■ GOAL: All entries below are to be set down again, identical to the source.

— Start —

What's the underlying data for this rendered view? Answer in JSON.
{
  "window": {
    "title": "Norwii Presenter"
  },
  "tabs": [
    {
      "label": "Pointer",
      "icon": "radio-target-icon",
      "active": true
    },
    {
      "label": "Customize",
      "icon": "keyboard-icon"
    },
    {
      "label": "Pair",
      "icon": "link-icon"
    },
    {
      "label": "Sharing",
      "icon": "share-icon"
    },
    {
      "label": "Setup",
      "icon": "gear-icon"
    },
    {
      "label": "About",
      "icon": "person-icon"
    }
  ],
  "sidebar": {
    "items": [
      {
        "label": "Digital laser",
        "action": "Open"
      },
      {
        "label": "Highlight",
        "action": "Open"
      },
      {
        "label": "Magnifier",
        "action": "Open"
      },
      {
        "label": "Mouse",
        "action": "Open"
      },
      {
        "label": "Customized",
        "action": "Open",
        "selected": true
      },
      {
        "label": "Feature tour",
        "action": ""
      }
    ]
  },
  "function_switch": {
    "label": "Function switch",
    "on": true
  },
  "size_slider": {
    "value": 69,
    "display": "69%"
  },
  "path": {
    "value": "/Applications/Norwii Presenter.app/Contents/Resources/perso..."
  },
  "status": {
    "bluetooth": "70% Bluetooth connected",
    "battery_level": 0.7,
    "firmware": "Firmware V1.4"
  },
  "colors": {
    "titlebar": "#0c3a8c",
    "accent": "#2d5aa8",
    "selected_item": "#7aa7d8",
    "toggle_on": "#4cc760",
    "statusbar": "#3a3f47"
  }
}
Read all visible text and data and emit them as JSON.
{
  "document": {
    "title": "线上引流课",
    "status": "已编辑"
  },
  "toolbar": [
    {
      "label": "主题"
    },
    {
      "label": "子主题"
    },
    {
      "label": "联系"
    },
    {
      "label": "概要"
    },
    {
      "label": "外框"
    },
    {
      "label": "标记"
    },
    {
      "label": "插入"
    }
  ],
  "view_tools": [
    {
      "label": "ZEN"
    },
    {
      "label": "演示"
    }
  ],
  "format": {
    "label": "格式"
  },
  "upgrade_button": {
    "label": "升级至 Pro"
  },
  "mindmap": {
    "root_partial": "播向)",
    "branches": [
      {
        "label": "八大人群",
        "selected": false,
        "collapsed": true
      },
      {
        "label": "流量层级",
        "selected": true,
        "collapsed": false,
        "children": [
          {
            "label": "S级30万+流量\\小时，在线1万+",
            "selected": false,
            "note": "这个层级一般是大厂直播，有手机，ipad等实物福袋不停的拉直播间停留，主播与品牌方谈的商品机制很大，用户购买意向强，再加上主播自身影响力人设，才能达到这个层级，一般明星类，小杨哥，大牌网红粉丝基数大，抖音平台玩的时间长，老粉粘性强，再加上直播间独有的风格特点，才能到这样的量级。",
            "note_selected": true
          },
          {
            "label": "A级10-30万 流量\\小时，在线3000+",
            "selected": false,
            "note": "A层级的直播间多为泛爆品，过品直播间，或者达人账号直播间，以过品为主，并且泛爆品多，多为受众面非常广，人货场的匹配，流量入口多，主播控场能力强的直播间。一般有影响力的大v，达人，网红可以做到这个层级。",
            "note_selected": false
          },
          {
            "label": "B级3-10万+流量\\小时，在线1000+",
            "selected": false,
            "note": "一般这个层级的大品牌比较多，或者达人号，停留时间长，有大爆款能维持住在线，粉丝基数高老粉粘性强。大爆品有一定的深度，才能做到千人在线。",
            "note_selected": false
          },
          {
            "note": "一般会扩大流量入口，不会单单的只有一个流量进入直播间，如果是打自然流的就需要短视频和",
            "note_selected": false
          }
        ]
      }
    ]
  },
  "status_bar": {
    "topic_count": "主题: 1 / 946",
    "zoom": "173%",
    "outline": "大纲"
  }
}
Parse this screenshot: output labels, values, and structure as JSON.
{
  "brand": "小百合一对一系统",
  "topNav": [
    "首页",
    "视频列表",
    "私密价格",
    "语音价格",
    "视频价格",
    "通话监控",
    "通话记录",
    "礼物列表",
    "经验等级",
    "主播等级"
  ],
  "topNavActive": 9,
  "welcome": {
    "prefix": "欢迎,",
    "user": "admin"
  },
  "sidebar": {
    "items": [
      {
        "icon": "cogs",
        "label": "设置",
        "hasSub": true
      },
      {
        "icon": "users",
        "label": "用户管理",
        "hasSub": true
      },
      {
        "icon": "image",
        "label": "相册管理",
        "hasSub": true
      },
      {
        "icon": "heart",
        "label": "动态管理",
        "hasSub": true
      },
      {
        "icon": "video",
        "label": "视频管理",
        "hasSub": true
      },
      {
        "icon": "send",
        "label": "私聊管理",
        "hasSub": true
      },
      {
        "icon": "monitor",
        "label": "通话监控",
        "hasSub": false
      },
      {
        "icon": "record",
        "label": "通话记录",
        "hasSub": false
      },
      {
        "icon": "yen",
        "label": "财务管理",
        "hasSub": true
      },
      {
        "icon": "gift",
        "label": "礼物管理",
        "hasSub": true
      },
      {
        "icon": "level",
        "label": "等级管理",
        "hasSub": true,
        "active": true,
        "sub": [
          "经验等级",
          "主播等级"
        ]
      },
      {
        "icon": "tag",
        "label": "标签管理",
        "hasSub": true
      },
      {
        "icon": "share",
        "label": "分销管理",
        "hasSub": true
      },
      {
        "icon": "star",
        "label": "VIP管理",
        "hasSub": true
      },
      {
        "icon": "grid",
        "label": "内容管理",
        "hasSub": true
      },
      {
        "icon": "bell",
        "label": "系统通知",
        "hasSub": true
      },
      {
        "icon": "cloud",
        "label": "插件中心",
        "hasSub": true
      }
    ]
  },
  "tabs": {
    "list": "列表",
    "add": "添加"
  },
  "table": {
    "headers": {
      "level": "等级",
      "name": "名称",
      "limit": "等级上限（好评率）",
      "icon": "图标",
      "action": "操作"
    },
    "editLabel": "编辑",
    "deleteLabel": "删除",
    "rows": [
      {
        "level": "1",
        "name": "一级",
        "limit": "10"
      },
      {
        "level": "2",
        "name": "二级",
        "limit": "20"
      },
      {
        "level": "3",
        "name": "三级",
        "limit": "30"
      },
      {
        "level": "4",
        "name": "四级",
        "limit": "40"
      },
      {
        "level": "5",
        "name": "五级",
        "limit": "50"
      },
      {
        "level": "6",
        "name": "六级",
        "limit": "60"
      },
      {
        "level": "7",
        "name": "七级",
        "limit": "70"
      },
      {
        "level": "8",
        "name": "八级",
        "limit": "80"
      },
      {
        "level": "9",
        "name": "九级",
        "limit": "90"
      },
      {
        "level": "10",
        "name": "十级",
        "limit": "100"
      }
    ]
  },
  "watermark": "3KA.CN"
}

— End —

■ TASK ANSWER:
What's the underlying data for this rendered view? Answer in JSON.
{
  "window": {
    "title": "Norwii Presenter"
  },
  "tabs": [
    {
      "label": "Pointer",
      "icon": "radio-target-icon",
      "active": true
    },
    {
      "label": "Customize",
      "icon": "keyboard-icon"
    },
    {
      "label": "Pair",
      "icon": "link-icon"
    },
    {
      "label": "Sharing",
      "icon": "share-icon"
    },
    {
      "label": "Setup",
      "icon": "gear-icon"
    },
    {
      "label": "About",
      "icon": "person-icon"
    }
  ],
  "sidebar": {
    "items": [
      {
        "label": "Digital laser",
        "action": "Open"
      },
      {
        "label": "Highlight",
        "action": "Open"
      },
      {
        "label": "Magnifier",
        "action": "Open"
      },
      {
        "label": "Mouse",
        "action": "Open"
      },
      {
        "label": "Customized",
        "action": "Open",
        "selected": true
      },
      {
        "label": "Feature tour",
        "action": ""
      }
    ]
  },
  "function_switch": {
    "label": "Function switch",
    "on": true
  },
  "size_slider": {
    "value": 69,
    "display": "69%"
  },
  "path": {
    "value": "/Applications/Norwii Presenter.app/Contents/Resources/perso..."
  },
  "status": {
    "bluetooth": "70% Bluetooth connected",
    "battery_level": 0.7,
    "firmware": "Firmware V1.4"
  },
  "colors": {
    "titlebar": "#0c3a8c",
    "accent": "#2d5aa8",
    "selected_item": "#7aa7d8",
    "toggle_on": "#4cc760",
    "statusbar": "#3a3f47"
  }
}
Read all visible text and data and emit them as JSON.
{
  "document": {
    "title": "线上引流课",
    "status": "已编辑"
  },
  "toolbar": [
    {
      "label": "主题"
    },
    {
      "label": "子主题"
    },
    {
      "label": "联系"
    },
    {
      "label": "概要"
    },
    {
      "label": "外框"
    },
    {
      "label": "标记"
    },
    {
      "label": "插入"
    }
  ],
  "view_tools": [
    {
      "label": "ZEN"
    },
    {
      "label": "演示"
    }
  ],
  "format": {
    "label": "格式"
  },
  "upgrade_button": {
    "label": "升级至 Pro"
  },
  "mindmap": {
    "root_partial": "播向)",
    "branches": [
      {
        "label": "八大人群",
        "selected": false,
        "collapsed": true
      },
      {
        "label": "流量层级",
        "selected": true,
        "collapsed": false,
        "children": [
          {
            "label": "S级30万+流量\\小时，在线1万+",
            "selected": false,
            "note": "这个层级一般是大厂直播，有手机，ipad等实物福袋不停的拉直播间停留，主播与品牌方谈的商品机制很大，用户购买意向强，再加上主播自身影响力人设，才能达到这个层级，一般明星类，小杨哥，大牌网红粉丝基数大，抖音平台玩的时间长，老粉粘性强，再加上直播间独有的风格特点，才能到这样的量级。",
            "note_selected": true
          },
          {
            "label": "A级10-30万 流量\\小时，在线3000+",
            "selected": false,
            "note": "A层级的直播间多为泛爆品，过品直播间，或者达人账号直播间，以过品为主，并且泛爆品多，多为受众面非常广，人货场的匹配，流量入口多，主播控场能力强的直播间。一般有影响力的大v，达人，网红可以做到这个层级。",
            "note_selected": false
          },
          {
            "label": "B级3-10万+流量\\小时，在线1000+",
            "selected": false,
            "note": "一般这个层级的大品牌比较多，或者达人号，停留时间长，有大爆款能维持住在线，粉丝基数高老粉粘性强。大爆品有一定的深度，才能做到千人在线。",
            "note_selected": false
          },
          {
            "note": "一般会扩大流量入口，不会单单的只有一个流量进入直播间，如果是打自然流的就需要短视频和",
            "note_selected": false
          }
        ]
      }
    ]
  },
  "status_bar": {
    "topic_count": "主题: 1 / 946",
    "zoom": "173%",
    "outline": "大纲"
  }
}
Parse this screenshot: output labels, values, and structure as JSON.
{
  "brand": "小百合一对一系统",
  "topNav": [
    "首页",
    "视频列表",
    "私密价格",
    "语音价格",
    "视频价格",
    "通话监控",
    "通话记录",
    "礼物列表",
    "经验等级",
    "主播等级"
  ],
  "topNavActive": 9,
  "welcome": {
    "prefix": "欢迎,",
    "user": "admin"
  },
  "sidebar": {
    "items": [
      {
        "icon": "cogs",
        "label": "设置",
        "hasSub": true
      },
      {
        "icon": "users",
        "label": "用户管理",
        "hasSub": true
      },
      {
        "icon": "image",
        "label": "相册管理",
        "hasSub": true
      },
      {
        "icon": "heart",
        "label": "动态管理",
        "hasSub": true
      },
      {
        "icon": "video",
        "label": "视频管理",
        "hasSub": true
      },
      {
        "icon": "send",
        "label": "私聊管理",
        "hasSub": true
      },
      {
        "icon": "monitor",
        "label": "通话监控",
        "hasSub": false
      },
      {
        "icon": "record",
        "label": "通话记录",
        "hasSub": false
      },
      {
        "icon": "yen",
        "label": "财务管理",
        "hasSub": true
      },
      {
        "icon": "gift",
        "label": "礼物管理",
        "hasSub": true
      },
      {
        "icon": "level",
        "label": "等级管理",
        "hasSub": true,
        "active": true,
        "sub": [
          "经验等级",
          "主播等级"
        ]
      },
      {
        "icon": "tag",
        "label": "标签管理",
        "hasSub": true
      },
      {
        "icon": "share",
        "label": "分销管理",
        "hasSub": true
      },
      {
        "icon": "star",
        "label": "VIP管理",
        "hasSub": true
      },
      {
        "icon": "grid",
        "label": "内容管理",
        "hasSub": true
      },
      {
        "icon": "bell",
        "label": "系统通知",
        "hasSub": true
      },
      {
        "icon": "cloud",
        "label": "插件中心",
        "hasSub": true
      }
    ]
  },
  "tabs": {
    "list": "列表",
    "add": "添加"
  },
  "table": {
    "headers": {
      "level": "等级",
      "name": "名称",
      "limit": "等级上限（好评率）",
      "icon": "图标",
      "action": "操作"
    },
    "editLabel": "编辑",
    "deleteLabel": "删除",
    "rows": [
      {
        "level": "1",
        "name": "一级",
        "limit": "10"
      },
      {
        "level": "2",
        "name": "二级",
        "limit": "20"
      },
      {
        "level": "3",
        "name": "三级",
        "limit": "30"
      },
      {
        "level": "4",
        "name": "四级",
        "limit": "40"
      },
      {
        "level": "5",
        "name": "五级",
        "limit": "50"
      },
      {
        "level": "6",
        "name": "六级",
        "limit": "60"
      },
      {
        "level": "7",
        "name": "七级",
        "limit": "70"
      },
      {
        "level": "8",
        "name": "八级",
        "limit": "80"
      },
      {
        "level": "9",
        "name": "九级",
        "limit": "90"
      },
      {
        "level": "10",
        "name": "十级",
        "limit": "100"
      }
    ]
  },
  "watermark": "3KA.CN"
}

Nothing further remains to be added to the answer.